■ Items:
════
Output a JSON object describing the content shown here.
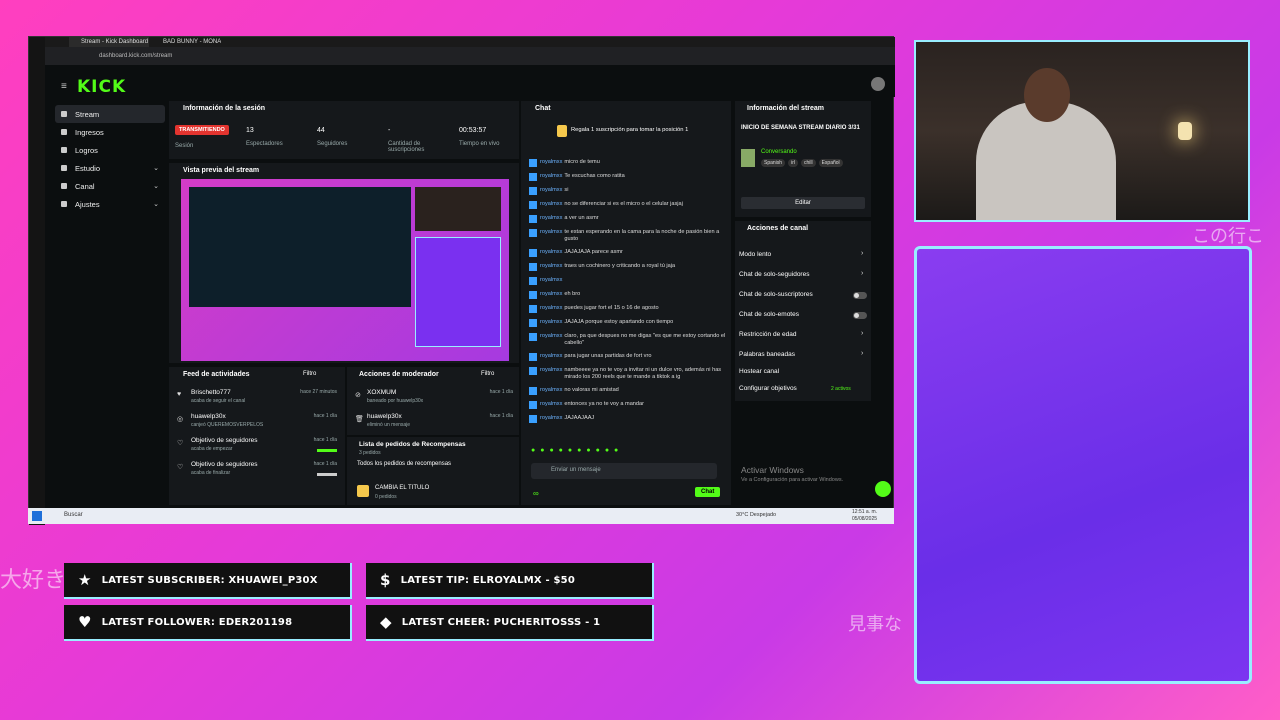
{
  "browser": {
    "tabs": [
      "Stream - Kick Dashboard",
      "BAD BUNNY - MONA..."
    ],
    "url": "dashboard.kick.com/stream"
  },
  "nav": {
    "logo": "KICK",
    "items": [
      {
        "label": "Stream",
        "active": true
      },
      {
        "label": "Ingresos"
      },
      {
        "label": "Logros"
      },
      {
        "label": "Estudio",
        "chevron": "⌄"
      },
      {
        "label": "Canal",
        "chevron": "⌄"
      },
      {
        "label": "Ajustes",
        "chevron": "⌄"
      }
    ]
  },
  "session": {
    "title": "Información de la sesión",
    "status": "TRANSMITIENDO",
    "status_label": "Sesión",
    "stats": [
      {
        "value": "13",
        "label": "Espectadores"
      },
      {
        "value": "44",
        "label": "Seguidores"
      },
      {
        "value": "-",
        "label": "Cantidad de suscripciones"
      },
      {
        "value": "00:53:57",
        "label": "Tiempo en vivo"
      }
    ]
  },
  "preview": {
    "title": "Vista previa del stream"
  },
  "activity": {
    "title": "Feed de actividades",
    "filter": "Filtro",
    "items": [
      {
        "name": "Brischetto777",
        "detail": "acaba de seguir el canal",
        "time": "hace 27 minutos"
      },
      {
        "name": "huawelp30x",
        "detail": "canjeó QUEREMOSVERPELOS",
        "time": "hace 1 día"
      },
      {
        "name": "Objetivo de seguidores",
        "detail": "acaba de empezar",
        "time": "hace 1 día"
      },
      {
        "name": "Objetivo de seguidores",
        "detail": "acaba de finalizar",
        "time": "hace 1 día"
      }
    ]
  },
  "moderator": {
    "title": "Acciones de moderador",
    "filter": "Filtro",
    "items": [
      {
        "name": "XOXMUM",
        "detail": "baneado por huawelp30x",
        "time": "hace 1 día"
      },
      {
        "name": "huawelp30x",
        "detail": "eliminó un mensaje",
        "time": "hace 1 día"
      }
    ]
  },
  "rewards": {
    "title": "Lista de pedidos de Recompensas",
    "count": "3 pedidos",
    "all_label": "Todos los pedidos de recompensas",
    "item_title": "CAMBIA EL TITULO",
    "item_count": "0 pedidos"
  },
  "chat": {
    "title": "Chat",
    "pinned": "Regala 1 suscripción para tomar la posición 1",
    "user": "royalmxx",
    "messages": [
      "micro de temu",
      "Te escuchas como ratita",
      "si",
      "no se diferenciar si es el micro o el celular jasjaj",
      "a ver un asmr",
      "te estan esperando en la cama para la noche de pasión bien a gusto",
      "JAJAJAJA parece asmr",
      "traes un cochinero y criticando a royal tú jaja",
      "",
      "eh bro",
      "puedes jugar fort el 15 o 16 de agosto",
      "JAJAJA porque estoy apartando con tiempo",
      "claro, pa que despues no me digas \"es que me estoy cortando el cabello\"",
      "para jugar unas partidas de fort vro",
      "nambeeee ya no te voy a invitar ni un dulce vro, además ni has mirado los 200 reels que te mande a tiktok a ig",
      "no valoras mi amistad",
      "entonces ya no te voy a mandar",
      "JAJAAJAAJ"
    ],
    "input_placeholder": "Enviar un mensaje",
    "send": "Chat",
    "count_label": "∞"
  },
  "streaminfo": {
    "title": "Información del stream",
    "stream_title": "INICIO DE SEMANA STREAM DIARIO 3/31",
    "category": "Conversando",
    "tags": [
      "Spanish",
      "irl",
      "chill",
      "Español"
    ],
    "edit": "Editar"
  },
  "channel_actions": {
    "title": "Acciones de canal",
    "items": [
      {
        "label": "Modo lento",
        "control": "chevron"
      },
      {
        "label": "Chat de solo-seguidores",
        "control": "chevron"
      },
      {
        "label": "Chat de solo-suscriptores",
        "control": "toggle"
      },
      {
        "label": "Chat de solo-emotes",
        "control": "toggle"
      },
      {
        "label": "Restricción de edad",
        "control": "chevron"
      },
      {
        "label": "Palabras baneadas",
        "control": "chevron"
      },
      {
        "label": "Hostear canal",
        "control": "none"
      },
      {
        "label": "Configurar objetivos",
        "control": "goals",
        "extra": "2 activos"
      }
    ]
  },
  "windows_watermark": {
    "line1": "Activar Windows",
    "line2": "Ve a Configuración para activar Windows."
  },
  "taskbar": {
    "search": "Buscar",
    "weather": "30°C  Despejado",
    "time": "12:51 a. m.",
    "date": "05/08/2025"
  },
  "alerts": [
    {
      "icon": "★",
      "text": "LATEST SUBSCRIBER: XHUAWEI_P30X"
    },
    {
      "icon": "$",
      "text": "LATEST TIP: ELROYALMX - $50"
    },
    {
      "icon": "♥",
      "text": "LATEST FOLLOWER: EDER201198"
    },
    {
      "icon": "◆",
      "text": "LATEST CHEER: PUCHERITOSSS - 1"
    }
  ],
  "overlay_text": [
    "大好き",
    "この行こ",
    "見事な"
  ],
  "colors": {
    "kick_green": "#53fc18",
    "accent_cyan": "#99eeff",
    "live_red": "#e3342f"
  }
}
════
■ Goal of the exercise: Quote all of the entries word for word, omitting any pictures.

■ Expected answer:
Output a JSON object describing the content shown here.
{
  "browser": {
    "tabs": [
      "Stream - Kick Dashboard",
      "BAD BUNNY - MONA..."
    ],
    "url": "dashboard.kick.com/stream"
  },
  "nav": {
    "logo": "KICK",
    "items": [
      {
        "label": "Stream",
        "active": true
      },
      {
        "label": "Ingresos"
      },
      {
        "label": "Logros"
      },
      {
        "label": "Estudio",
        "chevron": "⌄"
      },
      {
        "label": "Canal",
        "chevron": "⌄"
      },
      {
        "label": "Ajustes",
        "chevron": "⌄"
      }
    ]
  },
  "session": {
    "title": "Información de la sesión",
    "status": "TRANSMITIENDO",
    "status_label": "Sesión",
    "stats": [
      {
        "value": "13",
        "label": "Espectadores"
      },
      {
        "value": "44",
        "label": "Seguidores"
      },
      {
        "value": "-",
        "label": "Cantidad de suscripciones"
      },
      {
        "value": "00:53:57",
        "label": "Tiempo en vivo"
      }
    ]
  },
  "preview": {
    "title": "Vista previa del stream"
  },
  "activity": {
    "title": "Feed de actividades",
    "filter": "Filtro",
    "items": [
      {
        "name": "Brischetto777",
        "detail": "acaba de seguir el canal",
        "time": "hace 27 minutos"
      },
      {
        "name": "huawelp30x",
        "detail": "canjeó QUEREMOSVERPELOS",
        "time": "hace 1 día"
      },
      {
        "name": "Objetivo de seguidores",
        "detail": "acaba de empezar",
        "time": "hace 1 día"
      },
      {
        "name": "Objetivo de seguidores",
        "detail": "acaba de finalizar",
        "time": "hace 1 día"
      }
    ]
  },
  "moderator": {
    "title": "Acciones de moderador",
    "filter": "Filtro",
    "items": [
      {
        "name": "XOXMUM",
        "detail": "baneado por huawelp30x",
        "time": "hace 1 día"
      },
      {
        "name": "huawelp30x",
        "detail": "eliminó un mensaje",
        "time": "hace 1 día"
      }
    ]
  },
  "rewards": {
    "title": "Lista de pedidos de Recompensas",
    "count": "3 pedidos",
    "all_label": "Todos los pedidos de recompensas",
    "item_title": "CAMBIA EL TITULO",
    "item_count": "0 pedidos"
  },
  "chat": {
    "title": "Chat",
    "pinned": "Regala 1 suscripción para tomar la posición 1",
    "user": "royalmxx",
    "messages": [
      "micro de temu",
      "Te escuchas como ratita",
      "si",
      "no se diferenciar si es el micro o el celular jasjaj",
      "a ver un asmr",
      "te estan esperando en la cama para la noche de pasión bien a gusto",
      "JAJAJAJA parece asmr",
      "traes un cochinero y criticando a royal tú jaja",
      "",
      "eh bro",
      "puedes jugar fort el 15 o 16 de agosto",
      "JAJAJA porque estoy apartando con tiempo",
      "claro, pa que despues no me digas \"es que me estoy cortando el cabello\"",
      "para jugar unas partidas de fort vro",
      "nambeeee ya no te voy a invitar ni un dulce vro, además ni has mirado los 200 reels que te mande a tiktok a ig",
      "no valoras mi amistad",
      "entonces ya no te voy a mandar",
      "JAJAAJAAJ"
    ],
    "input_placeholder": "Enviar un mensaje",
    "send": "Chat",
    "count_label": "∞"
  },
  "streaminfo": {
    "title": "Información del stream",
    "stream_title": "INICIO DE SEMANA STREAM DIARIO 3/31",
    "category": "Conversando",
    "tags": [
      "Spanish",
      "irl",
      "chill",
      "Español"
    ],
    "edit": "Editar"
  },
  "channel_actions": {
    "title": "Acciones de canal",
    "items": [
      {
        "label": "Modo lento",
        "control": "chevron"
      },
      {
        "label": "Chat de solo-seguidores",
        "control": "chevron"
      },
      {
        "label": "Chat de solo-suscriptores",
        "control": "toggle"
      },
      {
        "label": "Chat de solo-emotes",
        "control": "toggle"
      },
      {
        "label": "Restricción de edad",
        "control": "chevron"
      },
      {
        "label": "Palabras baneadas",
        "control": "chevron"
      },
      {
        "label": "Hostear canal",
        "control": "none"
      },
      {
        "label": "Configurar objetivos",
        "control": "goals",
        "extra": "2 activos"
      }
    ]
  },
  "windows_watermark": {
    "line1": "Activar Windows",
    "line2": "Ve a Configuración para activar Windows."
  },
  "taskbar": {
    "search": "Buscar",
    "weather": "30°C  Despejado",
    "time": "12:51 a. m.",
    "date": "05/08/2025"
  },
  "alerts": [
    {
      "icon": "★",
      "text": "LATEST SUBSCRIBER: XHUAWEI_P30X"
    },
    {
      "icon": "$",
      "text": "LATEST TIP: ELROYALMX - $50"
    },
    {
      "icon": "♥",
      "text": "LATEST FOLLOWER: EDER201198"
    },
    {
      "icon": "◆",
      "text": "LATEST CHEER: PUCHERITOSSS - 1"
    }
  ],
  "overlay_text": [
    "大好き",
    "この行こ",
    "見事な"
  ],
  "colors": {
    "kick_green": "#53fc18",
    "accent_cyan": "#99eeff",
    "live_red": "#e3342f"
  }
}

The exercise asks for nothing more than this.